Mais, revenons au texte cité où l’on nous dit que “la vertu, l’amour, l’opinion, les sciences la conscience” sont devenues vendables et achetables. Or, ce n’est pas tout à fait vrai. On ne peut pas acheter l’amitié, bien qu’on puisse acheter une compagnie que l’on appelle faussement un ami. On ne peut pas acheter la vertu, mais on peut s’offrir une renommée de juste en payant ceux qui la diffuse. On ne peut pas acheter la science ou le savoir, mais on peut acheter des diplômes universitaires. On ne peut pas acheter l’amour mais on peut obtenir des partenaires sexuels en échange d’un salaire. On ne peut pas acheter la conscience, mais on peut obtenir une conscience pour une poignée de Louis d’or. Ainsi donc, “ la vertu, l’amour, l’opinion, les sciences la conscience” sont en quelque sorte inaliénables, car personne ne peut vendre ce qu’il ne possède pas. Cependant, elles sont à la fois ce qu’il y a de plus vendable au monde dans le sens où ce qui est vendu en tant que vertu n’est autre que vice où ce qui est vendu en tant qu’amour n’est autre que haine, en tant que science, erreur. Ce qui est vendu pour une opinion est apathie, pour science, inconscience.

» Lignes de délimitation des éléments
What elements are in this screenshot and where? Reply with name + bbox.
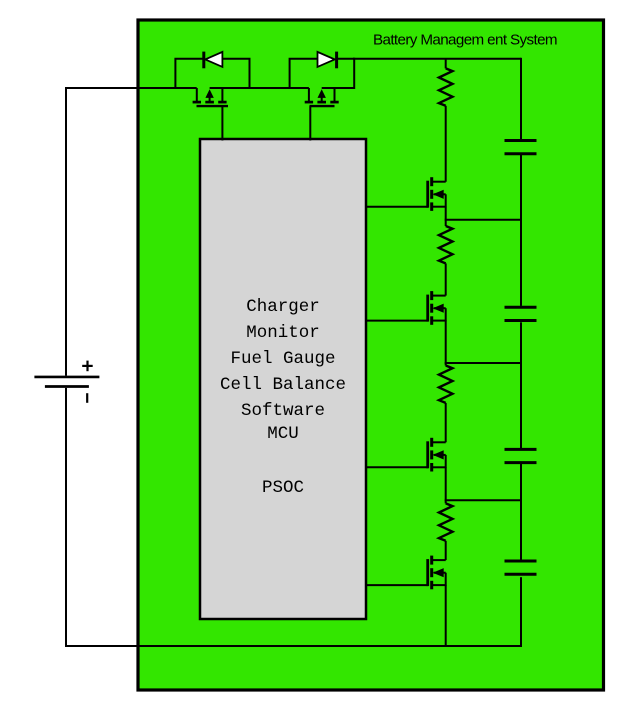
N-MOSFET Q5 xyxy=(428,438,446,472)
wire: Q1 drain to Q2 source xyxy=(210,87,309,89)
P-MOSFET Q1 xyxy=(193,88,227,102)
wire: node 2 junction xyxy=(445,362,522,364)
N-MOSFET Q6 xyxy=(428,556,446,590)
wire: right rail below C3 xyxy=(520,463,522,560)
wire: R4 top lead xyxy=(445,500,447,503)
svg-text:Software: Software xyxy=(241,401,325,421)
wire: R1 top lead xyxy=(445,59,447,69)
wire: R2 top lead xyxy=(445,220,447,226)
diode D2 left leg wire xyxy=(290,59,318,88)
wire: Q4 gate to MCU xyxy=(365,320,428,322)
wire: battery top to Q1 source xyxy=(65,87,197,89)
battery B1 plates xyxy=(34,377,99,387)
capacitor C4 (cell 4) xyxy=(505,561,537,574)
wire: R4 to Q6 drain xyxy=(445,541,447,560)
wire: R3 top lead xyxy=(445,363,447,366)
wire: Q6 source to bottom rail xyxy=(445,585,447,647)
svg-text:Monitor: Monitor xyxy=(246,323,320,343)
wire: battery positive vertical xyxy=(65,88,67,376)
svg-text:Fuel Gauge: Fuel Gauge xyxy=(230,349,335,369)
wire: node 1 junction xyxy=(445,219,522,221)
capacitor C1 (cell 1) xyxy=(505,141,537,154)
wire: node 3 junction xyxy=(445,499,522,501)
wire: Q2 drain riser xyxy=(322,58,355,88)
MCU block (PSOC) xyxy=(200,139,366,619)
Q2 gate bar xyxy=(310,105,335,107)
diode D1 body xyxy=(205,52,222,67)
diode D1 cathode bar xyxy=(202,52,205,69)
wire: Q1 gate to MCU xyxy=(221,106,223,140)
resistor R1 xyxy=(439,68,453,105)
N-MOSFET Q3 xyxy=(428,177,446,211)
wire: top pack rail xyxy=(353,58,521,60)
wire: Q2 gate to MCU xyxy=(309,106,311,140)
wire: Q6 gate to MCU xyxy=(365,584,428,586)
wire: R3 to Q5 drain xyxy=(445,403,447,442)
N-MOSFET Q4 xyxy=(428,291,446,325)
wire: Q4 source to node2 xyxy=(445,321,447,363)
wire: Q3 source to node1 xyxy=(445,207,447,220)
diode D2 right leg wire xyxy=(337,58,355,60)
diode D2 body xyxy=(318,52,335,67)
wire: right rail below C1 xyxy=(520,155,522,306)
wire: Q5 source to node3 xyxy=(445,467,447,500)
svg-text:PSOC: PSOC xyxy=(262,478,304,498)
wire: Q5 gate to MCU xyxy=(365,466,428,468)
diode D1 right leg wire xyxy=(222,59,249,88)
resistor R2 xyxy=(439,226,453,263)
resistor R3 xyxy=(439,366,453,403)
wire: R2 to Q4 drain xyxy=(445,263,447,295)
wire: R1 to Q3 drain xyxy=(445,106,447,182)
resistor R4 xyxy=(439,503,453,540)
P-MOSFET Q2 xyxy=(305,88,339,102)
capacitor C2 (cell 2) xyxy=(505,307,537,320)
capacitor C3 (cell 3) xyxy=(505,449,537,462)
wire: right rail segment cell1 xyxy=(520,58,522,139)
diode D1 left leg wire xyxy=(175,59,203,88)
svg-text:MCU: MCU xyxy=(267,424,299,444)
battery - label xyxy=(86,393,88,403)
diode D2 cathode bar xyxy=(335,52,338,69)
wire: Q3 gate to MCU xyxy=(365,206,428,208)
wire: bottom return rail xyxy=(65,645,521,647)
svg-text:Charger: Charger xyxy=(246,297,320,317)
wire: battery negative vertical xyxy=(65,388,67,647)
Q1 gate bar xyxy=(197,105,229,107)
wire: right rail below C4 xyxy=(520,577,522,647)
svg-text:Battery Managem ent System: Battery Managem ent System xyxy=(373,32,557,49)
wire: right rail below C2 xyxy=(520,322,522,448)
svg-text:Cell Balance: Cell Balance xyxy=(220,375,346,395)
BMS enclosure box xyxy=(138,20,604,690)
battery + label xyxy=(82,361,93,372)
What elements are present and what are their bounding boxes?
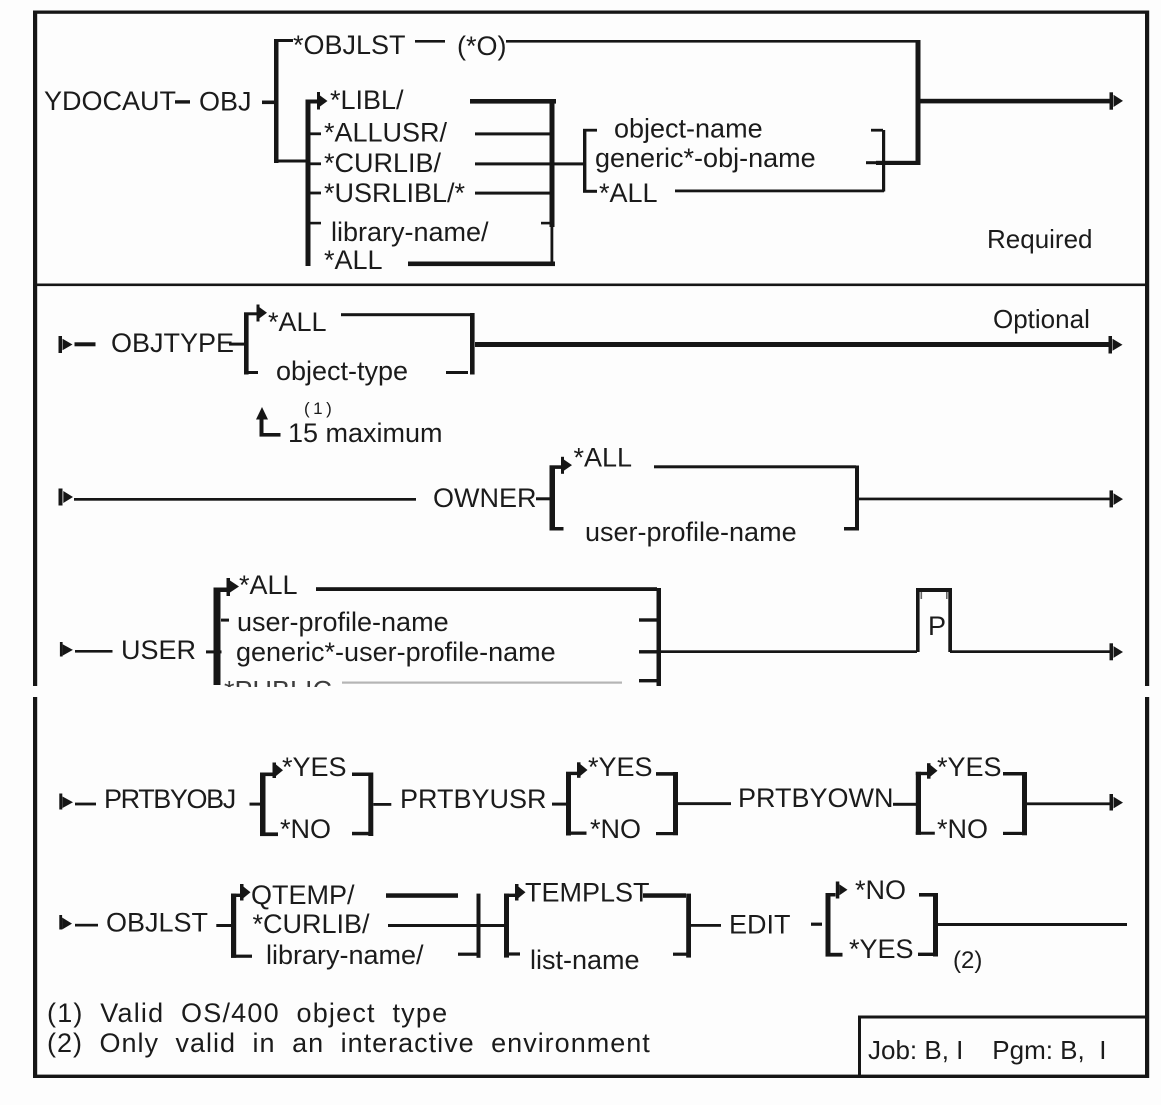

» À faire
Selon l'extrait de page, que peut-on acheter, faute de pouvoir acheter la science ou le savoir ?

» Réponse complète
Des diplômes universitaires.